* Task to complete: Check every line of the data below for the string "CVSS", and copy the ones that hold it.
(begin)
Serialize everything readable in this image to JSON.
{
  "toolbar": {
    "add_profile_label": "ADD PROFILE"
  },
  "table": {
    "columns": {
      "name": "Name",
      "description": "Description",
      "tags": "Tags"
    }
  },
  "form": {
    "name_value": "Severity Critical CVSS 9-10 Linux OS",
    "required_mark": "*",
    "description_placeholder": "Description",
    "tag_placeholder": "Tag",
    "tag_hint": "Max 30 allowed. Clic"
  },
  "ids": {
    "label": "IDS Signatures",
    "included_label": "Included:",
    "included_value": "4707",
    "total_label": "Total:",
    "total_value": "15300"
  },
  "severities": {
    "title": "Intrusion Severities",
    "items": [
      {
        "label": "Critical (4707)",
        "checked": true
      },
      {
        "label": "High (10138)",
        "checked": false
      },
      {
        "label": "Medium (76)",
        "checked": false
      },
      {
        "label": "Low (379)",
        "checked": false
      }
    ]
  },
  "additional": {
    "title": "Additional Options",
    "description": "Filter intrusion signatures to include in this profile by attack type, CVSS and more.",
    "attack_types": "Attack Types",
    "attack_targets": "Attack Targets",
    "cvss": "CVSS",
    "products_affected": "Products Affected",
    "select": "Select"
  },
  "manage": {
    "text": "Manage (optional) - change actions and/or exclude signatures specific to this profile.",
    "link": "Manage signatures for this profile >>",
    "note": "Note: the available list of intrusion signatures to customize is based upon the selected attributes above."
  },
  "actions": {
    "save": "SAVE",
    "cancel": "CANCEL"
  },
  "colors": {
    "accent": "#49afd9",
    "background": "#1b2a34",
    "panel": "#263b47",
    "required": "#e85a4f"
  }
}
(end)
* Expected answer:
    "name_value": "Severity Critical CVSS 9-10 Linux OS",
    "description": "Filter intrusion signatures to include in this profile by attack type, CVSS and more.",
    "cvss": "CVSS",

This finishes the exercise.